Below is a set of records; restate each one word for word.

# # # # #

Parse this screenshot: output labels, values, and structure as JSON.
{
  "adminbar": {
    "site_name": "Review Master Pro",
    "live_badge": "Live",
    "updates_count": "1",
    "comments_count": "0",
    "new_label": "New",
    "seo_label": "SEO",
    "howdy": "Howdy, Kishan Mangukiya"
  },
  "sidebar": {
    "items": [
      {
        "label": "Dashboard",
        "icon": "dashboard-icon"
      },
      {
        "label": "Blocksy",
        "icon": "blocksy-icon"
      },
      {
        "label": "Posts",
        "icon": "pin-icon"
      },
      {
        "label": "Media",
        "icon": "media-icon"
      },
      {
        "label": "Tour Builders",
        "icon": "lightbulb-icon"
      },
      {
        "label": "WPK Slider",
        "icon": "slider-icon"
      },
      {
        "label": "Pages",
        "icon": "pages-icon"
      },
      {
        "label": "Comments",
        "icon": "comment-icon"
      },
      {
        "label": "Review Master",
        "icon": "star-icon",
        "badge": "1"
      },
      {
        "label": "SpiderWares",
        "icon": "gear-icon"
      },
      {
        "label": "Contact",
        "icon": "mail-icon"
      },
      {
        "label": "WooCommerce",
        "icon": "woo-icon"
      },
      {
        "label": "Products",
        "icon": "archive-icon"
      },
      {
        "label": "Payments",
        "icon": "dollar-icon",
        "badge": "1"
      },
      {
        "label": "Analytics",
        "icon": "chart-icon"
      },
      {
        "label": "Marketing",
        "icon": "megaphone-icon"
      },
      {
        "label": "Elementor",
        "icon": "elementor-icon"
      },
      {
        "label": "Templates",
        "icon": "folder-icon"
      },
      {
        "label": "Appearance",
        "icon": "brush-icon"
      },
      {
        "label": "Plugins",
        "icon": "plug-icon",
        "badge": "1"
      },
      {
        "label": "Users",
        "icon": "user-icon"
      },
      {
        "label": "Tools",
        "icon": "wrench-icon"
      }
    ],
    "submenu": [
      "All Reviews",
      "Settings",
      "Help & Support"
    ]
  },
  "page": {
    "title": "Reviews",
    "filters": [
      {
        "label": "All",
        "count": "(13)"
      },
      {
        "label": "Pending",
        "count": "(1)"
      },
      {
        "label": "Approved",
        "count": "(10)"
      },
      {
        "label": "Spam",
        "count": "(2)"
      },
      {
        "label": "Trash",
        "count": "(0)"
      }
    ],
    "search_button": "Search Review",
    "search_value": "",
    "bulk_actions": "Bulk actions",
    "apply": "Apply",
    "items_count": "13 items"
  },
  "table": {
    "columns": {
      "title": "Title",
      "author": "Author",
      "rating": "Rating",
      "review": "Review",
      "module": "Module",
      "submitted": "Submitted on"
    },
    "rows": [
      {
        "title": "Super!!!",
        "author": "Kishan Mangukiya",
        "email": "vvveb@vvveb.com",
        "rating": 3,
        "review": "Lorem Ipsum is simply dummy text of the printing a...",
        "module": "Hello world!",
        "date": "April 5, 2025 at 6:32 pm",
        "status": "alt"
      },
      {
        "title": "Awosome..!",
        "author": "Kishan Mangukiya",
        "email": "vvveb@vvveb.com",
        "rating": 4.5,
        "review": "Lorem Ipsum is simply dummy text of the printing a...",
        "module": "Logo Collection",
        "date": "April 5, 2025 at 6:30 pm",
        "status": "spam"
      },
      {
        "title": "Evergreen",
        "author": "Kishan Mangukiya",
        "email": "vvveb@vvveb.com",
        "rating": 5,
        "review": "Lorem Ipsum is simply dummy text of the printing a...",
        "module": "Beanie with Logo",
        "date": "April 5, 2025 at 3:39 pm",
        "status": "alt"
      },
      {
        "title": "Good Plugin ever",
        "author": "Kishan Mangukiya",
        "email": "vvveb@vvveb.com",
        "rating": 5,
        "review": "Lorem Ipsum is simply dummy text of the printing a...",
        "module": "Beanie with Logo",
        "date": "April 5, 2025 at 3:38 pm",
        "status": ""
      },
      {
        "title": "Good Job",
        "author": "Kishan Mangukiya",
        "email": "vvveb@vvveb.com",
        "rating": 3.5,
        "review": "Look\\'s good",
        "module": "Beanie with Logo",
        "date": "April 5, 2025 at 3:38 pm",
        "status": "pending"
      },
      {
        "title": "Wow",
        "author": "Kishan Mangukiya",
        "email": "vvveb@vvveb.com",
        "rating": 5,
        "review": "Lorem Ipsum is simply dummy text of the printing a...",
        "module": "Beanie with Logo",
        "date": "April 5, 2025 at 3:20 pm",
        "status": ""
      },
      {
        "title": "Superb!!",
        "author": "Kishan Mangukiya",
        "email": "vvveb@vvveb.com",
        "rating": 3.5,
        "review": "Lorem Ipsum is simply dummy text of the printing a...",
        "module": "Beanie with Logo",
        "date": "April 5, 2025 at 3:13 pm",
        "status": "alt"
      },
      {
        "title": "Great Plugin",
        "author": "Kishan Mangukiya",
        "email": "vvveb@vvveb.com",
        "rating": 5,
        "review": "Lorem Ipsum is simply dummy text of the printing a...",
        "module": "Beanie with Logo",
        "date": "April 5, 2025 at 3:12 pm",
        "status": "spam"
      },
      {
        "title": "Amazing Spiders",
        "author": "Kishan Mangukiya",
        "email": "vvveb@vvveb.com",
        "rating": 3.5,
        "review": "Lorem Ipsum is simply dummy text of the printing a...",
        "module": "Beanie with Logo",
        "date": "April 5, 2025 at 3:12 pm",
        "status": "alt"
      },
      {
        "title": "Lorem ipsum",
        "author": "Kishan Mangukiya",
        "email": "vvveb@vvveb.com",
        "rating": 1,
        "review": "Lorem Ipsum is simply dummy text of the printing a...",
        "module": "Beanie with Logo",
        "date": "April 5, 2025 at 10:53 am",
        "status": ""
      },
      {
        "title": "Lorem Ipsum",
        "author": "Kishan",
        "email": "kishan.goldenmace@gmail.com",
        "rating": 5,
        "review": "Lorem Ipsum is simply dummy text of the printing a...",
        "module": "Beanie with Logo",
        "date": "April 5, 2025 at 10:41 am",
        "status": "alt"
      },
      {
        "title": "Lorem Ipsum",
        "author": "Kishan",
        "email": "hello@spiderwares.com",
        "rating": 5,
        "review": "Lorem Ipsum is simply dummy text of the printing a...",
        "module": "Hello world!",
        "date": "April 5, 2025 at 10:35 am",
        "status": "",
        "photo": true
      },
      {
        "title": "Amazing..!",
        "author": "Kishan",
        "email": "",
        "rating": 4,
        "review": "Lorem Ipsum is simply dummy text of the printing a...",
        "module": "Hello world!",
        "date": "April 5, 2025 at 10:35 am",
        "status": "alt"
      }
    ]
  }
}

# # # # #

Final answer:
Parse this screenshot: output labels, values, and structure as JSON.
{
  "adminbar": {
    "site_name": "Review Master Pro",
    "live_badge": "Live",
    "updates_count": "1",
    "comments_count": "0",
    "new_label": "New",
    "seo_label": "SEO",
    "howdy": "Howdy, Kishan Mangukiya"
  },
  "sidebar": {
    "items": [
      {
        "label": "Dashboard",
        "icon": "dashboard-icon"
      },
      {
        "label": "Blocksy",
        "icon": "blocksy-icon"
      },
      {
        "label": "Posts",
        "icon": "pin-icon"
      },
      {
        "label": "Media",
        "icon": "media-icon"
      },
      {
        "label": "Tour Builders",
        "icon": "lightbulb-icon"
      },
      {
        "label": "WPK Slider",
        "icon": "slider-icon"
      },
      {
        "label": "Pages",
        "icon": "pages-icon"
      },
      {
        "label": "Comments",
        "icon": "comment-icon"
      },
      {
        "label": "Review Master",
        "icon": "star-icon",
        "badge": "1"
      },
      {
        "label": "SpiderWares",
        "icon": "gear-icon"
      },
      {
        "label": "Contact",
        "icon": "mail-icon"
      },
      {
        "label": "WooCommerce",
        "icon": "woo-icon"
      },
      {
        "label": "Products",
        "icon": "archive-icon"
      },
      {
        "label": "Payments",
        "icon": "dollar-icon",
        "badge": "1"
      },
      {
        "label": "Analytics",
        "icon": "chart-icon"
      },
      {
        "label": "Marketing",
        "icon": "megaphone-icon"
      },
      {
        "label": "Elementor",
        "icon": "elementor-icon"
      },
      {
        "label": "Templates",
        "icon": "folder-icon"
      },
      {
        "label": "Appearance",
        "icon": "brush-icon"
      },
      {
        "label": "Plugins",
        "icon": "plug-icon",
        "badge": "1"
      },
      {
        "label": "Users",
        "icon": "user-icon"
      },
      {
        "label": "Tools",
        "icon": "wrench-icon"
      }
    ],
    "submenu": [
      "All Reviews",
      "Settings",
      "Help & Support"
    ]
  },
  "page": {
    "title": "Reviews",
    "filters": [
      {
        "label": "All",
        "count": "(13)"
      },
      {
        "label": "Pending",
        "count": "(1)"
      },
      {
        "label": "Approved",
        "count": "(10)"
      },
      {
        "label": "Spam",
        "count": "(2)"
      },
      {
        "label": "Trash",
        "count": "(0)"
      }
    ],
    "search_button": "Search Review",
    "search_value": "",
    "bulk_actions": "Bulk actions",
    "apply": "Apply",
    "items_count": "13 items"
  },
  "table": {
    "columns": {
      "title": "Title",
      "author": "Author",
      "rating": "Rating",
      "review": "Review",
      "module": "Module",
      "submitted": "Submitted on"
    },
    "rows": [
      {
        "title": "Super!!!",
        "author": "Kishan Mangukiya",
        "email": "vvveb@vvveb.com",
        "rating": 3,
        "review": "Lorem Ipsum is simply dummy text of the printing a...",
        "module": "Hello world!",
        "date": "April 5, 2025 at 6:32 pm",
        "status": "alt"
      },
      {
        "title": "Awosome..!",
        "author": "Kishan Mangukiya",
        "email": "vvveb@vvveb.com",
        "rating": 4.5,
        "review": "Lorem Ipsum is simply dummy text of the printing a...",
        "module": "Logo Collection",
        "date": "April 5, 2025 at 6:30 pm",
        "status": "spam"
      },
      {
        "title": "Evergreen",
        "author": "Kishan Mangukiya",
        "email": "vvveb@vvveb.com",
        "rating": 5,
        "review": "Lorem Ipsum is simply dummy text of the printing a...",
        "module": "Beanie with Logo",
        "date": "April 5, 2025 at 3:39 pm",
        "status": "alt"
      },
      {
        "title": "Good Plugin ever",
        "author": "Kishan Mangukiya",
        "email": "vvveb@vvveb.com",
        "rating": 5,
        "review": "Lorem Ipsum is simply dummy text of the printing a...",
        "module": "Beanie with Logo",
        "date": "April 5, 2025 at 3:38 pm",
        "status": ""
      },
      {
        "title": "Good Job",
        "author": "Kishan Mangukiya",
        "email": "vvveb@vvveb.com",
        "rating": 3.5,
        "review": "Look\\'s good",
        "module": "Beanie with Logo",
        "date": "April 5, 2025 at 3:38 pm",
        "status": "pending"
      },
      {
        "title": "Wow",
        "author": "Kishan Mangukiya",
        "email": "vvveb@vvveb.com",
        "rating": 5,
        "review": "Lorem Ipsum is simply dummy text of the printing a...",
        "module": "Beanie with Logo",
        "date": "April 5, 2025 at 3:20 pm",
        "status": ""
      },
      {
        "title": "Superb!!",
        "author": "Kishan Mangukiya",
        "email": "vvveb@vvveb.com",
        "rating": 3.5,
        "review": "Lorem Ipsum is simply dummy text of the printing a...",
        "module": "Beanie with Logo",
        "date": "April 5, 2025 at 3:13 pm",
        "status": "alt"
      },
      {
        "title": "Great Plugin",
        "author": "Kishan Mangukiya",
        "email": "vvveb@vvveb.com",
        "rating": 5,
        "review": "Lorem Ipsum is simply dummy text of the printing a...",
        "module": "Beanie with Logo",
        "date": "April 5, 2025 at 3:12 pm",
        "status": "spam"
      },
      {
        "title": "Amazing Spiders",
        "author": "Kishan Mangukiya",
        "email": "vvveb@vvveb.com",
        "rating": 3.5,
        "review": "Lorem Ipsum is simply dummy text of the printing a...",
        "module": "Beanie with Logo",
        "date": "April 5, 2025 at 3:12 pm",
        "status": "alt"
      },
      {
        "title": "Lorem ipsum",
        "author": "Kishan Mangukiya",
        "email": "vvveb@vvveb.com",
        "rating": 1,
        "review": "Lorem Ipsum is simply dummy text of the printing a...",
        "module": "Beanie with Logo",
        "date": "April 5, 2025 at 10:53 am",
        "status": ""
      },
      {
        "title": "Lorem Ipsum",
        "author": "Kishan",
        "email": "kishan.goldenmace@gmail.com",
        "rating": 5,
        "review": "Lorem Ipsum is simply dummy text of the printing a...",
        "module": "Beanie with Logo",
        "date": "April 5, 2025 at 10:41 am",
        "status": "alt"
      },
      {
        "title": "Lorem Ipsum",
        "author": "Kishan",
        "email": "hello@spiderwares.com",
        "rating": 5,
        "review": "Lorem Ipsum is simply dummy text of the printing a...",
        "module": "Hello world!",
        "date": "April 5, 2025 at 10:35 am",
        "status": "",
        "photo": true
      },
      {
        "title": "Amazing..!",
        "author": "Kishan",
        "email": "",
        "rating": 4,
        "review": "Lorem Ipsum is simply dummy text of the printing a...",
        "module": "Hello world!",
        "date": "April 5, 2025 at 10:35 am",
        "status": "alt"
      }
    ]
  }
}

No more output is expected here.